## [PROBLEM TO SOLVE]
Reading the listing below, count the lines that contain the word "color" and give that count alone.

## [INFORMATION PROVIDED]
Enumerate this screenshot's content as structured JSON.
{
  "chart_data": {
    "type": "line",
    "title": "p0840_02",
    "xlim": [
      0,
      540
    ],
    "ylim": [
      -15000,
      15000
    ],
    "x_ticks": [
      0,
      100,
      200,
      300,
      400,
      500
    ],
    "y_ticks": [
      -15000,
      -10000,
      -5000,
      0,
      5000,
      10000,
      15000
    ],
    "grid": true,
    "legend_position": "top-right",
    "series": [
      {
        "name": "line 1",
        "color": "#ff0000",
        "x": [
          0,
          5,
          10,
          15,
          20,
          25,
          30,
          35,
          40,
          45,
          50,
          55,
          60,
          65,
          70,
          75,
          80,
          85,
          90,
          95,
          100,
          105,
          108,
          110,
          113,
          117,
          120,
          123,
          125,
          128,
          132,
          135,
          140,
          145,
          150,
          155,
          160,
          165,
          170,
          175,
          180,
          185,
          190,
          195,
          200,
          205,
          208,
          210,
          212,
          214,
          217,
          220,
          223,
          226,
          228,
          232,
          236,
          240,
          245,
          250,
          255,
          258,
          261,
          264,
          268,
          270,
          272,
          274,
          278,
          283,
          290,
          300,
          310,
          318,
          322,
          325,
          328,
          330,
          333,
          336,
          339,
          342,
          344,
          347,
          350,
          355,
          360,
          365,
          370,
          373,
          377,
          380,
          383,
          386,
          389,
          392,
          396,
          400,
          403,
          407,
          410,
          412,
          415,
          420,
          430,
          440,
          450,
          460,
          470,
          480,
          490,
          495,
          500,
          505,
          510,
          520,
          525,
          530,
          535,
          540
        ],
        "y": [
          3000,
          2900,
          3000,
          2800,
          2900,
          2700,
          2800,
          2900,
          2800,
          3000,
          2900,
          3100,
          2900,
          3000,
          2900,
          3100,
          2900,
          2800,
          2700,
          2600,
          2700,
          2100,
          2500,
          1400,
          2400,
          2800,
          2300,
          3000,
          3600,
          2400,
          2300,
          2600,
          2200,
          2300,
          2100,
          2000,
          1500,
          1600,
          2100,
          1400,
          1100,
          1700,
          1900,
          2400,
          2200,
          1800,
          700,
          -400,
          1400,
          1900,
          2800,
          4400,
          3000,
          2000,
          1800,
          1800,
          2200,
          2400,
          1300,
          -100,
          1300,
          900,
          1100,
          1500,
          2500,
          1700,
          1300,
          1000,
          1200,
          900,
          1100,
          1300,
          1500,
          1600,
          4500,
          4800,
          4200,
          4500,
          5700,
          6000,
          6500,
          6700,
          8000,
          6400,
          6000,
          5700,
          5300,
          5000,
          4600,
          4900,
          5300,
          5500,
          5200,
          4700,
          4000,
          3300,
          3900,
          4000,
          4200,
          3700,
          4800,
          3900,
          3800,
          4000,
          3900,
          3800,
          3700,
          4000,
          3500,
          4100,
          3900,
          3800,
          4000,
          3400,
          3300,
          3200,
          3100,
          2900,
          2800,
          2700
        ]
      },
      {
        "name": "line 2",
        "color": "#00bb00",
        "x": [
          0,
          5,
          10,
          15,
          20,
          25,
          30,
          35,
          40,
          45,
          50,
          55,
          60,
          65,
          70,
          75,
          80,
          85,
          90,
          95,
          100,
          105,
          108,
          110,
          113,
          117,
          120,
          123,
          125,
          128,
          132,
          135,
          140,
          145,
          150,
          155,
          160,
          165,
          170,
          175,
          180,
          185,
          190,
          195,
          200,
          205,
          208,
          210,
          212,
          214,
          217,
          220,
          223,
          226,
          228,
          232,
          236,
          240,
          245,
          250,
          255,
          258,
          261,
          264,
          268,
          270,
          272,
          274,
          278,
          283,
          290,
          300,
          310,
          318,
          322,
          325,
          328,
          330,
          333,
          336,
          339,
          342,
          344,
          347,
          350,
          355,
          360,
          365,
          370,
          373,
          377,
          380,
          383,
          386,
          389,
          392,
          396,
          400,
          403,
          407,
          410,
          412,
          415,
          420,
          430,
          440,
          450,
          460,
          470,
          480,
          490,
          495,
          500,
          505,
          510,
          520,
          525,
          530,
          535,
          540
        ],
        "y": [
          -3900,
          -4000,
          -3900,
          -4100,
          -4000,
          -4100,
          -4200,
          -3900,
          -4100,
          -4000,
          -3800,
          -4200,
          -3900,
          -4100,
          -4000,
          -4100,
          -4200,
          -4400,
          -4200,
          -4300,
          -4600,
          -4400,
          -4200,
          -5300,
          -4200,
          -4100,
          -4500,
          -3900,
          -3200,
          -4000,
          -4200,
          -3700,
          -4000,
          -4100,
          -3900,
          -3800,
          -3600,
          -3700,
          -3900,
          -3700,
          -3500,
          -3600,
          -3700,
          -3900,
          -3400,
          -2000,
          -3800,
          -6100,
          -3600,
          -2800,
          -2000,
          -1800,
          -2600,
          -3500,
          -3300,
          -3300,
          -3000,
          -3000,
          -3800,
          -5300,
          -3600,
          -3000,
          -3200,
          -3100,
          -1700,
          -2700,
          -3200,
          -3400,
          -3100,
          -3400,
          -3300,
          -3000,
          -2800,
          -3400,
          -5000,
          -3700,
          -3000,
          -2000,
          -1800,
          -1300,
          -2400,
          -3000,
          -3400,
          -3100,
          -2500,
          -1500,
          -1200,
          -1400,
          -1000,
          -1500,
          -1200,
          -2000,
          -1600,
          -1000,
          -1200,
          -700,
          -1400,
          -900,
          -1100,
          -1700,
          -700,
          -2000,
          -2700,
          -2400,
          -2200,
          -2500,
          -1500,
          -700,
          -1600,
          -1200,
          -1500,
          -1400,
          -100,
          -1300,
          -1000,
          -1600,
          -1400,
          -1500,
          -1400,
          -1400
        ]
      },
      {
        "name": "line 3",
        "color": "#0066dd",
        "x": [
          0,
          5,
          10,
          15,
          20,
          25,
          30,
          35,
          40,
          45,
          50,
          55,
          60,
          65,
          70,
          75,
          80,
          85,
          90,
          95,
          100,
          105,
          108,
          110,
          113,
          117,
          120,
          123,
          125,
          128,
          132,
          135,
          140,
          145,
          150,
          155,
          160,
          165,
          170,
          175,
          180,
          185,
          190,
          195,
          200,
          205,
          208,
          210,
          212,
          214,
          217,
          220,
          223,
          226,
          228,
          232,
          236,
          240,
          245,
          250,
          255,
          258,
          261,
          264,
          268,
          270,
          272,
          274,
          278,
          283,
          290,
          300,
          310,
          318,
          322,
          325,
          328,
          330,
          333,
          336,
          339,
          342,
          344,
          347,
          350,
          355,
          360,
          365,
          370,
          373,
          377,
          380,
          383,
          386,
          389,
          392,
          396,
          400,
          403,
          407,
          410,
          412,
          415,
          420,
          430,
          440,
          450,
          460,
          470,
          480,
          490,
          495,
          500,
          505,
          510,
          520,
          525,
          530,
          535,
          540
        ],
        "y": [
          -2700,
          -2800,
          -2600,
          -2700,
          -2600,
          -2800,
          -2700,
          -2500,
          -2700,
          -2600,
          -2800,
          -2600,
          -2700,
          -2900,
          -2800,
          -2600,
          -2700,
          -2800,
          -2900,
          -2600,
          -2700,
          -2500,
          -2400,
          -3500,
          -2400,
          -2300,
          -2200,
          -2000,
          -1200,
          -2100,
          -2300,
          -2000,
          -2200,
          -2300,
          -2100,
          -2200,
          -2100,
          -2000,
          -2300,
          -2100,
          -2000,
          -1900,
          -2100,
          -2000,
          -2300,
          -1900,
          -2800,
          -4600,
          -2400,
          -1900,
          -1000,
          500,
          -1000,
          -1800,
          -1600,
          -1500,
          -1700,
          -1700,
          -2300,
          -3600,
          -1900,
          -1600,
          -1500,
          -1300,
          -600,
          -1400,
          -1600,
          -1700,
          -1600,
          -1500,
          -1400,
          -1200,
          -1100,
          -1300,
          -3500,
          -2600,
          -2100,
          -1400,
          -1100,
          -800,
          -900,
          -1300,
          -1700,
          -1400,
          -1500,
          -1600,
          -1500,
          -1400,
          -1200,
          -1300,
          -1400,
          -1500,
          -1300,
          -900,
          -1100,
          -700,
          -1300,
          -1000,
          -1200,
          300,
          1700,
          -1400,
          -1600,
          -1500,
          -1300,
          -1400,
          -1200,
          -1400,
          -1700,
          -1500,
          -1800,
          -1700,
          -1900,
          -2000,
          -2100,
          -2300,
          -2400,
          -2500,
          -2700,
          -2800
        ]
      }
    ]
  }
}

## [ANSWER]
3